Given task: Rewrite the records below, substituting "Description with labeled parts" for every occurrence of "Description with numbered items" and keeping everything else unchanged.

Saved entries:
· · ·

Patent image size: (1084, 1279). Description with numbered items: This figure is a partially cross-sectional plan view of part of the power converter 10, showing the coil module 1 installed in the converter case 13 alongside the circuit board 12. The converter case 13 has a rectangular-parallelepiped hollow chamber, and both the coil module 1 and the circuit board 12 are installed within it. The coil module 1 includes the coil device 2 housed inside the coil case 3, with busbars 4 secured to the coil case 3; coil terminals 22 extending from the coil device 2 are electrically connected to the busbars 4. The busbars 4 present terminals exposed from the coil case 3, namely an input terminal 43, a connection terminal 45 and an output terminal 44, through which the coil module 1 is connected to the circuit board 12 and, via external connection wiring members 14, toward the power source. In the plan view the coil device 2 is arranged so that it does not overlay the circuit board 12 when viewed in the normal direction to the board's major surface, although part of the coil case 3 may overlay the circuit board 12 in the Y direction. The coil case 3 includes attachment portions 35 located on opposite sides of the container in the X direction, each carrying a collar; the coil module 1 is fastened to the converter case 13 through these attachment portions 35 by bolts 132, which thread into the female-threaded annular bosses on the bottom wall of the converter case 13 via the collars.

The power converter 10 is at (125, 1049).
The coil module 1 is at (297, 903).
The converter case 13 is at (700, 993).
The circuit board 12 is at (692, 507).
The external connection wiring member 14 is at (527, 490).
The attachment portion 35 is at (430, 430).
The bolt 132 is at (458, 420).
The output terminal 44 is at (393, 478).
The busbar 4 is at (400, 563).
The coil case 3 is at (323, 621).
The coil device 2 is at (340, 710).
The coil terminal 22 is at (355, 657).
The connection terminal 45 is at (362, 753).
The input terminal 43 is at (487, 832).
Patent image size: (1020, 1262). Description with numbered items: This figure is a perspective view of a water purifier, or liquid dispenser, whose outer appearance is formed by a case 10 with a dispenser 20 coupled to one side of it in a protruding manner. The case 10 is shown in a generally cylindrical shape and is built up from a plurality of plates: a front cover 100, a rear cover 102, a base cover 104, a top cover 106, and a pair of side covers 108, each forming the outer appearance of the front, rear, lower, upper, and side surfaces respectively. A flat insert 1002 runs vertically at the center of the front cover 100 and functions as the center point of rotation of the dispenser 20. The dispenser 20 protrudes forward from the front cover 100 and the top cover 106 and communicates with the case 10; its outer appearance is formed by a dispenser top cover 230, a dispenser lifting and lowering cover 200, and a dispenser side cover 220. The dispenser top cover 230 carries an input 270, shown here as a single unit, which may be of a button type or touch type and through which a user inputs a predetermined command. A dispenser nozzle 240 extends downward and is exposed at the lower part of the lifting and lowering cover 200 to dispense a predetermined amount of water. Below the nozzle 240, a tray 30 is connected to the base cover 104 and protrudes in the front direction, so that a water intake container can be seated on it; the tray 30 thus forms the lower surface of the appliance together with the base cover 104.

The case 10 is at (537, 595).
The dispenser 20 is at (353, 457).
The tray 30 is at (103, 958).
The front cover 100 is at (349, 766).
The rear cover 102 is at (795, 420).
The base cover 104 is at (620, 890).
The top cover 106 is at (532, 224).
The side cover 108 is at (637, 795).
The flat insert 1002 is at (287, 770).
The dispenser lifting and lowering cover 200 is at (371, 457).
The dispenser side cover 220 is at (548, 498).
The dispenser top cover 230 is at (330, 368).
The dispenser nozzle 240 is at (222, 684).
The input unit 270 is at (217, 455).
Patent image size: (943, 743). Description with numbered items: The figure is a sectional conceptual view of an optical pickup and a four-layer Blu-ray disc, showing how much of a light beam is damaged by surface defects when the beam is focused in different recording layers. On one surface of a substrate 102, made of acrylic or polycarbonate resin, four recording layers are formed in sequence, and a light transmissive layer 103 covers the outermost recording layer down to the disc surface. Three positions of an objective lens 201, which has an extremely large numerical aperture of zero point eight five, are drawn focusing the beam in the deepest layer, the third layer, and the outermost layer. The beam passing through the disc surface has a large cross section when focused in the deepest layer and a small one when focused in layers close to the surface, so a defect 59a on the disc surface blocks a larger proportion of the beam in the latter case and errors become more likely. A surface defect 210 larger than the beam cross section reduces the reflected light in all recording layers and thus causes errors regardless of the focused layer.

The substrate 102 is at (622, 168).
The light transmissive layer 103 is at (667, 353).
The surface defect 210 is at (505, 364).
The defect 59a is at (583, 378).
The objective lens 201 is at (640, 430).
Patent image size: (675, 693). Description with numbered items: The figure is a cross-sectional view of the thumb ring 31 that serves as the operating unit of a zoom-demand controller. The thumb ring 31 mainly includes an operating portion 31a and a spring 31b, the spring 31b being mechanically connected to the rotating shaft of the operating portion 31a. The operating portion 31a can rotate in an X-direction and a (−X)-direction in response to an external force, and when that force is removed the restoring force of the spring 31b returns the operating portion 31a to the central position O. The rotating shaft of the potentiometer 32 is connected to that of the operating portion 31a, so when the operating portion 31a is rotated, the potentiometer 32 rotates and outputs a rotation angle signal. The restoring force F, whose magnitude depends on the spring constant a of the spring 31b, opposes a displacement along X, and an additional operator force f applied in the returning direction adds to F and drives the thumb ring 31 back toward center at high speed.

· · ·

The answer:
Patent image size: (1084, 1279). Description with labeled parts: This figure is a partially cross-sectional plan view of part of the power converter 10, showing the coil module 1 installed in the converter case 13 alongside the circuit board 12. The converter case 13 has a rectangular-parallelepiped hollow chamber, and both the coil module 1 and the circuit board 12 are installed within it. The coil module 1 includes the coil device 2 housed inside the coil case 3, with busbars 4 secured to the coil case 3; coil terminals 22 extending from the coil device 2 are electrically connected to the busbars 4. The busbars 4 present terminals exposed from the coil case 3, namely an input terminal 43, a connection terminal 45 and an output terminal 44, through which the coil module 1 is connected to the circuit board 12 and, via external connection wiring members 14, toward the power source. In the plan view the coil device 2 is arranged so that it does not overlay the circuit board 12 when viewed in the normal direction to the board's major surface, although part of the coil case 3 may overlay the circuit board 12 in the Y direction. The coil case 3 includes attachment portions 35 located on opposite sides of the container in the X direction, each carrying a collar; the coil module 1 is fastened to the converter case 13 through these attachment portions 35 by bolts 132, which thread into the female-threaded annular bosses on the bottom wall of the converter case 13 via the collars.

The power converter 10 is at (125, 1049).
The coil module 1 is at (297, 903).
The converter case 13 is at (700, 993).
The circuit board 12 is at (692, 507).
The external connection wiring member 14 is at (527, 490).
The attachment portion 35 is at (430, 430).
The bolt 132 is at (458, 420).
The output terminal 44 is at (393, 478).
The busbar 4 is at (400, 563).
The coil case 3 is at (323, 621).
The coil device 2 is at (340, 710).
The coil terminal 22 is at (355, 657).
The connection terminal 45 is at (362, 753).
The input terminal 43 is at (487, 832).
Patent image size: (1020, 1262). Description with labeled parts: This figure is a perspective view of a water purifier, or liquid dispenser, whose outer appearance is formed by a case 10 with a dispenser 20 coupled to one side of it in a protruding manner. The case 10 is shown in a generally cylindrical shape and is built up from a plurality of plates: a front cover 100, a rear cover 102, a base cover 104, a top cover 106, and a pair of side covers 108, each forming the outer appearance of the front, rear, lower, upper, and side surfaces respectively. A flat insert 1002 runs vertically at the center of the front cover 100 and functions as the center point of rotation of the dispenser 20. The dispenser 20 protrudes forward from the front cover 100 and the top cover 106 and communicates with the case 10; its outer appearance is formed by a dispenser top cover 230, a dispenser lifting and lowering cover 200, and a dispenser side cover 220. The dispenser top cover 230 carries an input 270, shown here as a single unit, which may be of a button type or touch type and through which a user inputs a predetermined command. A dispenser nozzle 240 extends downward and is exposed at the lower part of the lifting and lowering cover 200 to dispense a predetermined amount of water. Below the nozzle 240, a tray 30 is connected to the base cover 104 and protrudes in the front direction, so that a water intake container can be seated on it; the tray 30 thus forms the lower surface of the appliance together with the base cover 104.

The case 10 is at (537, 595).
The dispenser 20 is at (353, 457).
The tray 30 is at (103, 958).
The front cover 100 is at (349, 766).
The rear cover 102 is at (795, 420).
The base cover 104 is at (620, 890).
The top cover 106 is at (532, 224).
The side cover 108 is at (637, 795).
The flat insert 1002 is at (287, 770).
The dispenser lifting and lowering cover 200 is at (371, 457).
The dispenser side cover 220 is at (548, 498).
The dispenser top cover 230 is at (330, 368).
The dispenser nozzle 240 is at (222, 684).
The input unit 270 is at (217, 455).
Patent image size: (943, 743). Description with labeled parts: The figure is a sectional conceptual view of an optical pickup and a four-layer Blu-ray disc, showing how much of a light beam is damaged by surface defects when the beam is focused in different recording layers. On one surface of a substrate 102, made of acrylic or polycarbonate resin, four recording layers are formed in sequence, and a light transmissive layer 103 covers the outermost recording layer down to the disc surface. Three positions of an objective lens 201, which has an extremely large numerical aperture of zero point eight five, are drawn focusing the beam in the deepest layer, the third layer, and the outermost layer. The beam passing through the disc surface has a large cross section when focused in the deepest layer and a small one when focused in layers close to the surface, so a defect 59a on the disc surface blocks a larger proportion of the beam in the latter case and errors become more likely. A surface defect 210 larger than the beam cross section reduces the reflected light in all recording layers and thus causes errors regardless of the focused layer.

The substrate 102 is at (622, 168).
The light transmissive layer 103 is at (667, 353).
The surface defect 210 is at (505, 364).
The defect 59a is at (583, 378).
The objective lens 201 is at (640, 430).
Patent image size: (675, 693). Description with labeled parts: The figure is a cross-sectional view of the thumb ring 31 that serves as the operating unit of a zoom-demand controller. The thumb ring 31 mainly includes an operating portion 31a and a spring 31b, the spring 31b being mechanically connected to the rotating shaft of the operating portion 31a. The operating portion 31a can rotate in an X-direction and a (−X)-direction in response to an external force, and when that force is removed the restoring force of the spring 31b returns the operating portion 31a to the central position O. The rotating shaft of the potentiometer 32 is connected to that of the operating portion 31a, so when the operating portion 31a is rotated, the potentiometer 32 rotates and outputs a rotation angle signal. The restoring force F, whose magnitude depends on the spring constant a of the spring 31b, opposes a displacement along X, and an additional operator force f applied in the returning direction adds to F and drives the thumb ring 31 back toward center at high speed.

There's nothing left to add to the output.